-- To do --
Pull each line holding the word "соединение" from the data.

* * * *

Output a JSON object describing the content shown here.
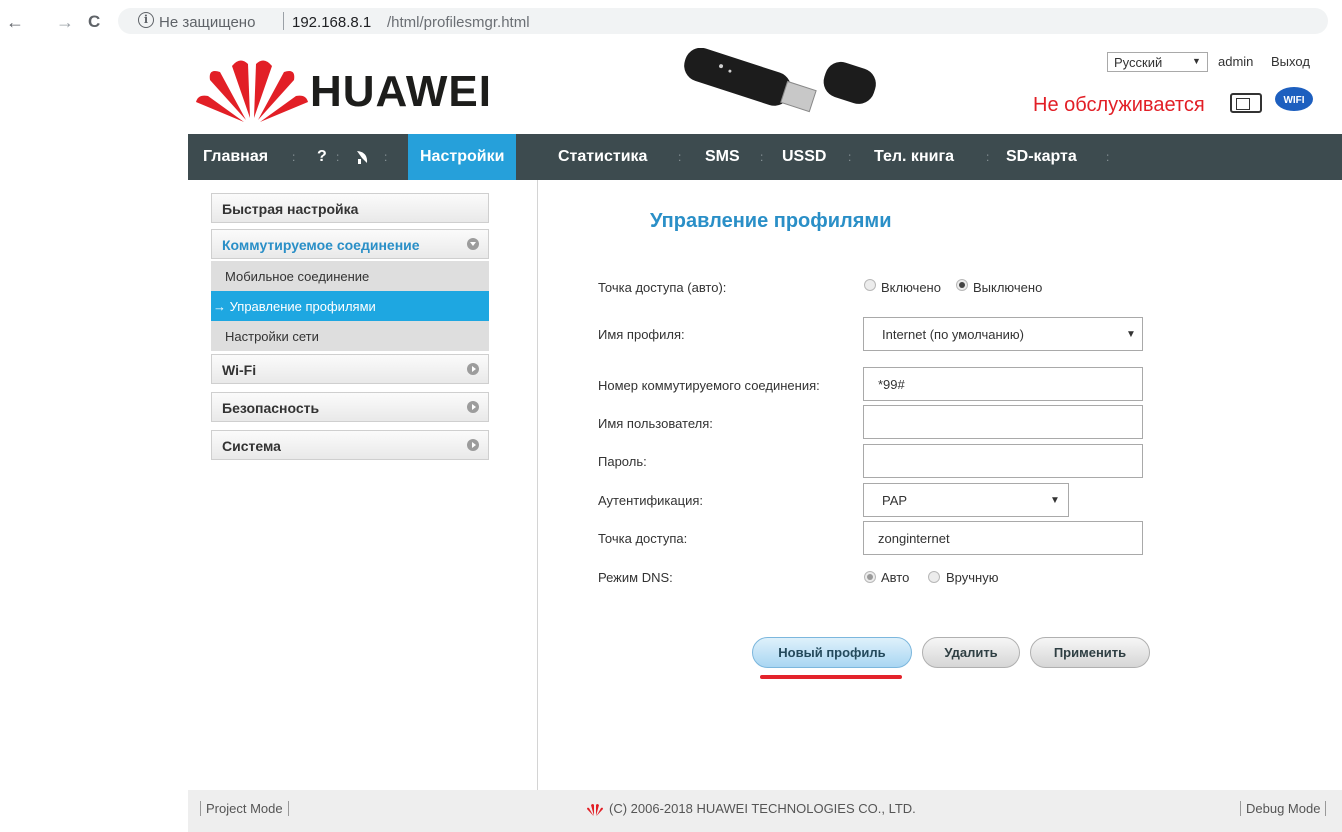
{
  "browser": {
    "back_icon": "←",
    "forward_icon": "→",
    "reload_icon": "C",
    "info_icon": "i",
    "security_label": "Не защищено",
    "url_host": "192.168.8.1",
    "url_path": "/html/profilesmgr.html"
  },
  "header": {
    "logo_text": "HUAWEI",
    "language": "Русский",
    "language_arrow": "▼",
    "user": "admin",
    "logout": "Выход",
    "status": "Не обслуживается",
    "wifi_badge": "WIFI",
    "brand_color": "#e21f26"
  },
  "menu": {
    "home": "Главная",
    "help": "?",
    "settings": "Настройки",
    "statistics": "Статистика",
    "sms": "SMS",
    "ussd": "USSD",
    "phonebook": "Тел. книга",
    "sdcard": "SD-карта",
    "separator": ":",
    "accent_color": "#26a0da"
  },
  "sidebar": {
    "quick_setup": "Быстрая настройка",
    "dialup": "Коммутируемое соединение",
    "mobile_connection": "Мобильное соединение",
    "profile_management": "→ Управление профилями",
    "network_settings": "Настройки сети",
    "wifi": "Wi-Fi",
    "security": "Безопасность",
    "system": "Система"
  },
  "content": {
    "title": "Управление профилями",
    "apn_auto_label": "Точка доступа (авто):",
    "apn_auto_on": "Включено",
    "apn_auto_off": "Выключено",
    "profile_name_label": "Имя профиля:",
    "profile_name_value": "Internet (по умолчанию)",
    "dial_number_label": "Номер коммутируемого соединения:",
    "dial_number_value": "*99#",
    "username_label": "Имя пользователя:",
    "username_value": "",
    "password_label": "Пароль:",
    "password_value": "",
    "auth_label": "Аутентификация:",
    "auth_value": "PAP",
    "apn_label": "Точка доступа:",
    "apn_value": "zonginternet",
    "dns_label": "Режим DNS:",
    "dns_auto": "Авто",
    "dns_manual": "Вручную",
    "select_arrow": "▼"
  },
  "buttons": {
    "new_profile": "Новый профиль",
    "delete": "Удалить",
    "apply": "Применить"
  },
  "footer": {
    "project_mode": "Project Mode",
    "copyright": "(C) 2006-2018 HUAWEI TECHNOLOGIES CO., LTD.",
    "debug_mode": "Debug Mode"
  }
}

* * * *

-- Answer in full --
    "dialup": "Коммутируемое соединение",
    "mobile_connection": "Мобильное соединение",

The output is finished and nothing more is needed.